*Instructions to follow:* Set down the full listing exactly as given. Any pictures are to be left out.

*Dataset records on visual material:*

[start]

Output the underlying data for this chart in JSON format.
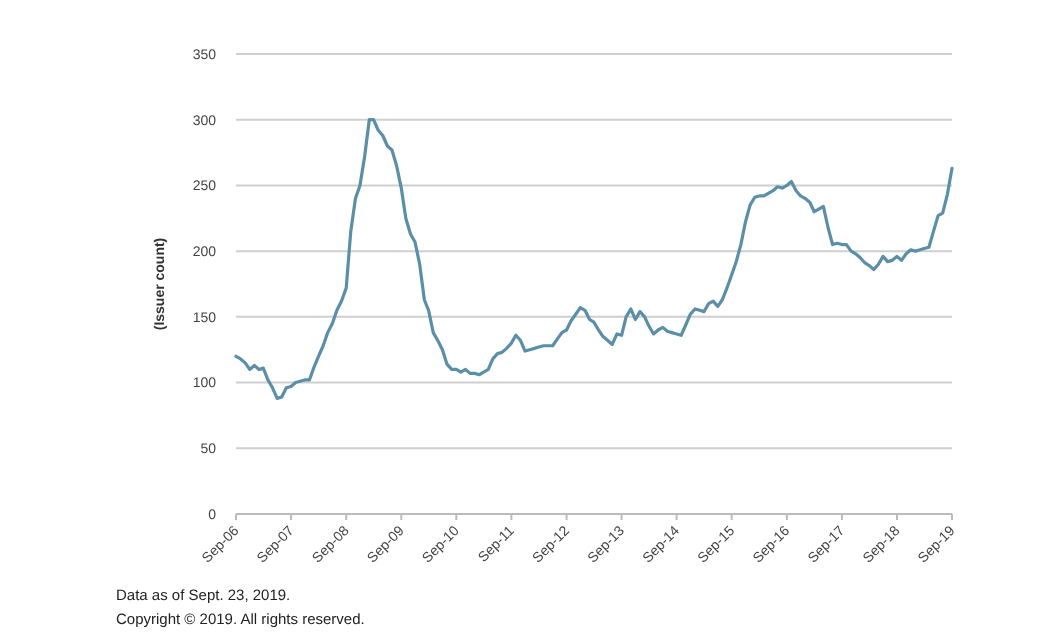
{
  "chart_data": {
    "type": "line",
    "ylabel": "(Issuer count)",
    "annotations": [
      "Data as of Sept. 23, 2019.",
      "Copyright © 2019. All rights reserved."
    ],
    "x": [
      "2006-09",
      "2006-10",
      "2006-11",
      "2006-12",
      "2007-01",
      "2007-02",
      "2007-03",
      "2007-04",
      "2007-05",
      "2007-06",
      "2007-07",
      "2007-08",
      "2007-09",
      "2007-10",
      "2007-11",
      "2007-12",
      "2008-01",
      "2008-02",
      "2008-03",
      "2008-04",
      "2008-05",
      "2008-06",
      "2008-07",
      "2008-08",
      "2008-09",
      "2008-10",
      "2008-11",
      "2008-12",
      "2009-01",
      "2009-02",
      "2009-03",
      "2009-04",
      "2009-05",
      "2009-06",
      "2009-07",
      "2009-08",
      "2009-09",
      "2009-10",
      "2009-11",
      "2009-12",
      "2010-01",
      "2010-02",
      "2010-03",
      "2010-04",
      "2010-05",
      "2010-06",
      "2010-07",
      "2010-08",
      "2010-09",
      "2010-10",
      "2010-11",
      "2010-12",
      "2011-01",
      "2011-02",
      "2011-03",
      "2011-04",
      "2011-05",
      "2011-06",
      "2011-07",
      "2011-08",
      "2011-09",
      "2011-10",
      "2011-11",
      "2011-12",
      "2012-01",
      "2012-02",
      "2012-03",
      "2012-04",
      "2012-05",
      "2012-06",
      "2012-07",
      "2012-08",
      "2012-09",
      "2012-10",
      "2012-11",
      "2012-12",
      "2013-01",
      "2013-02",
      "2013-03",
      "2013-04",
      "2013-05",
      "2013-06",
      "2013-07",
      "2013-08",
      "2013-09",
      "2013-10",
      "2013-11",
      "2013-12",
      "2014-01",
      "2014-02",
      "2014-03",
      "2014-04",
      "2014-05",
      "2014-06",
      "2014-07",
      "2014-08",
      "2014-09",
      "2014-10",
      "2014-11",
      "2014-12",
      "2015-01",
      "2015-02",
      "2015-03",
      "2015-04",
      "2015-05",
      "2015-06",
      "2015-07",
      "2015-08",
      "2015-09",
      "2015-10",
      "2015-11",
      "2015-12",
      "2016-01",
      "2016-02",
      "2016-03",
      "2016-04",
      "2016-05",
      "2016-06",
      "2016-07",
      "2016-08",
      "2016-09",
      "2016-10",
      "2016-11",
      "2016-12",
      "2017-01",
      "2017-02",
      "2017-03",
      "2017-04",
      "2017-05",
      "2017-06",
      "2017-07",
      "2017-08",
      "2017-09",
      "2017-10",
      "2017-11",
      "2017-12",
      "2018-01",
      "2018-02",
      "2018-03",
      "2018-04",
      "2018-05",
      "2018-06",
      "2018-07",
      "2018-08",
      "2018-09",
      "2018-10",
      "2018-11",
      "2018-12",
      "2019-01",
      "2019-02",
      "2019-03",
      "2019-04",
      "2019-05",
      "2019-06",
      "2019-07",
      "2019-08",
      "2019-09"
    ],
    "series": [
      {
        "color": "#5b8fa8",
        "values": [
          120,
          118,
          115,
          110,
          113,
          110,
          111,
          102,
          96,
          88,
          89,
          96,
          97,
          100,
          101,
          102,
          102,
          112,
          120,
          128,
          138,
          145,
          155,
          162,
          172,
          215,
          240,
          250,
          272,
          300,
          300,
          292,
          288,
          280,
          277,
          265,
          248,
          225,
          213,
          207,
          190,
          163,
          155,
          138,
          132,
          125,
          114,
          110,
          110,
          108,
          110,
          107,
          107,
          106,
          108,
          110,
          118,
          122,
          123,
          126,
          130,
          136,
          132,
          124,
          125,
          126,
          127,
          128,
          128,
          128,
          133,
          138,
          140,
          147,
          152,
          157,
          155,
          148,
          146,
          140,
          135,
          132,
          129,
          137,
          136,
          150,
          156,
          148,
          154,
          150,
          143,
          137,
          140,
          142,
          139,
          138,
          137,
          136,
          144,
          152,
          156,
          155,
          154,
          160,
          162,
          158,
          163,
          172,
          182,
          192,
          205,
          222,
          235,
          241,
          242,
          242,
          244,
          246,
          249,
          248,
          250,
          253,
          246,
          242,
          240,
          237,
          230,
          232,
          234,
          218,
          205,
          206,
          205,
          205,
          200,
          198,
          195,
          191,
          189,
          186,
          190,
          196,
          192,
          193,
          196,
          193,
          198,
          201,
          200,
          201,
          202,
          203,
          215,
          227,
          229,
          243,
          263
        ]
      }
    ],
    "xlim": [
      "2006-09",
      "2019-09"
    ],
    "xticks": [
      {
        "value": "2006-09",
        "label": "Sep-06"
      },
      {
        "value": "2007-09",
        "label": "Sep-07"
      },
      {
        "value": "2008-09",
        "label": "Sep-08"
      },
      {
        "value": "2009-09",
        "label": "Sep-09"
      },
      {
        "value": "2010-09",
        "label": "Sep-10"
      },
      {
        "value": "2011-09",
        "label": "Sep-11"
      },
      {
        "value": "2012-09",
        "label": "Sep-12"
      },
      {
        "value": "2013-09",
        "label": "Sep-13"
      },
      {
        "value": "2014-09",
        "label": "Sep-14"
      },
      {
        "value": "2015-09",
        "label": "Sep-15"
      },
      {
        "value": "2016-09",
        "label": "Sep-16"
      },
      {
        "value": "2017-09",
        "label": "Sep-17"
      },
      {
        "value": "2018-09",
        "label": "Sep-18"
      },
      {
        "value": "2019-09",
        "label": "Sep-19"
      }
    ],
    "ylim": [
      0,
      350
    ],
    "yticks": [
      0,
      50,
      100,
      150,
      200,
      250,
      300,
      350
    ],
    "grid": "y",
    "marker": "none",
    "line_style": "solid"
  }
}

[end]

*Task response:*
Output the underlying data for this chart in JSON format.
{
  "chart_data": {
    "type": "line",
    "ylabel": "(Issuer count)",
    "annotations": [
      "Data as of Sept. 23, 2019.",
      "Copyright © 2019. All rights reserved."
    ],
    "x": [
      "2006-09",
      "2006-10",
      "2006-11",
      "2006-12",
      "2007-01",
      "2007-02",
      "2007-03",
      "2007-04",
      "2007-05",
      "2007-06",
      "2007-07",
      "2007-08",
      "2007-09",
      "2007-10",
      "2007-11",
      "2007-12",
      "2008-01",
      "2008-02",
      "2008-03",
      "2008-04",
      "2008-05",
      "2008-06",
      "2008-07",
      "2008-08",
      "2008-09",
      "2008-10",
      "2008-11",
      "2008-12",
      "2009-01",
      "2009-02",
      "2009-03",
      "2009-04",
      "2009-05",
      "2009-06",
      "2009-07",
      "2009-08",
      "2009-09",
      "2009-10",
      "2009-11",
      "2009-12",
      "2010-01",
      "2010-02",
      "2010-03",
      "2010-04",
      "2010-05",
      "2010-06",
      "2010-07",
      "2010-08",
      "2010-09",
      "2010-10",
      "2010-11",
      "2010-12",
      "2011-01",
      "2011-02",
      "2011-03",
      "2011-04",
      "2011-05",
      "2011-06",
      "2011-07",
      "2011-08",
      "2011-09",
      "2011-10",
      "2011-11",
      "2011-12",
      "2012-01",
      "2012-02",
      "2012-03",
      "2012-04",
      "2012-05",
      "2012-06",
      "2012-07",
      "2012-08",
      "2012-09",
      "2012-10",
      "2012-11",
      "2012-12",
      "2013-01",
      "2013-02",
      "2013-03",
      "2013-04",
      "2013-05",
      "2013-06",
      "2013-07",
      "2013-08",
      "2013-09",
      "2013-10",
      "2013-11",
      "2013-12",
      "2014-01",
      "2014-02",
      "2014-03",
      "2014-04",
      "2014-05",
      "2014-06",
      "2014-07",
      "2014-08",
      "2014-09",
      "2014-10",
      "2014-11",
      "2014-12",
      "2015-01",
      "2015-02",
      "2015-03",
      "2015-04",
      "2015-05",
      "2015-06",
      "2015-07",
      "2015-08",
      "2015-09",
      "2015-10",
      "2015-11",
      "2015-12",
      "2016-01",
      "2016-02",
      "2016-03",
      "2016-04",
      "2016-05",
      "2016-06",
      "2016-07",
      "2016-08",
      "2016-09",
      "2016-10",
      "2016-11",
      "2016-12",
      "2017-01",
      "2017-02",
      "2017-03",
      "2017-04",
      "2017-05",
      "2017-06",
      "2017-07",
      "2017-08",
      "2017-09",
      "2017-10",
      "2017-11",
      "2017-12",
      "2018-01",
      "2018-02",
      "2018-03",
      "2018-04",
      "2018-05",
      "2018-06",
      "2018-07",
      "2018-08",
      "2018-09",
      "2018-10",
      "2018-11",
      "2018-12",
      "2019-01",
      "2019-02",
      "2019-03",
      "2019-04",
      "2019-05",
      "2019-06",
      "2019-07",
      "2019-08",
      "2019-09"
    ],
    "series": [
      {
        "color": "#5b8fa8",
        "values": [
          120,
          118,
          115,
          110,
          113,
          110,
          111,
          102,
          96,
          88,
          89,
          96,
          97,
          100,
          101,
          102,
          102,
          112,
          120,
          128,
          138,
          145,
          155,
          162,
          172,
          215,
          240,
          250,
          272,
          300,
          300,
          292,
          288,
          280,
          277,
          265,
          248,
          225,
          213,
          207,
          190,
          163,
          155,
          138,
          132,
          125,
          114,
          110,
          110,
          108,
          110,
          107,
          107,
          106,
          108,
          110,
          118,
          122,
          123,
          126,
          130,
          136,
          132,
          124,
          125,
          126,
          127,
          128,
          128,
          128,
          133,
          138,
          140,
          147,
          152,
          157,
          155,
          148,
          146,
          140,
          135,
          132,
          129,
          137,
          136,
          150,
          156,
          148,
          154,
          150,
          143,
          137,
          140,
          142,
          139,
          138,
          137,
          136,
          144,
          152,
          156,
          155,
          154,
          160,
          162,
          158,
          163,
          172,
          182,
          192,
          205,
          222,
          235,
          241,
          242,
          242,
          244,
          246,
          249,
          248,
          250,
          253,
          246,
          242,
          240,
          237,
          230,
          232,
          234,
          218,
          205,
          206,
          205,
          205,
          200,
          198,
          195,
          191,
          189,
          186,
          190,
          196,
          192,
          193,
          196,
          193,
          198,
          201,
          200,
          201,
          202,
          203,
          215,
          227,
          229,
          243,
          263
        ]
      }
    ],
    "xlim": [
      "2006-09",
      "2019-09"
    ],
    "xticks": [
      {
        "value": "2006-09",
        "label": "Sep-06"
      },
      {
        "value": "2007-09",
        "label": "Sep-07"
      },
      {
        "value": "2008-09",
        "label": "Sep-08"
      },
      {
        "value": "2009-09",
        "label": "Sep-09"
      },
      {
        "value": "2010-09",
        "label": "Sep-10"
      },
      {
        "value": "2011-09",
        "label": "Sep-11"
      },
      {
        "value": "2012-09",
        "label": "Sep-12"
      },
      {
        "value": "2013-09",
        "label": "Sep-13"
      },
      {
        "value": "2014-09",
        "label": "Sep-14"
      },
      {
        "value": "2015-09",
        "label": "Sep-15"
      },
      {
        "value": "2016-09",
        "label": "Sep-16"
      },
      {
        "value": "2017-09",
        "label": "Sep-17"
      },
      {
        "value": "2018-09",
        "label": "Sep-18"
      },
      {
        "value": "2019-09",
        "label": "Sep-19"
      }
    ],
    "ylim": [
      0,
      350
    ],
    "yticks": [
      0,
      50,
      100,
      150,
      200,
      250,
      300,
      350
    ],
    "grid": "y",
    "marker": "none",
    "line_style": "solid"
  }
}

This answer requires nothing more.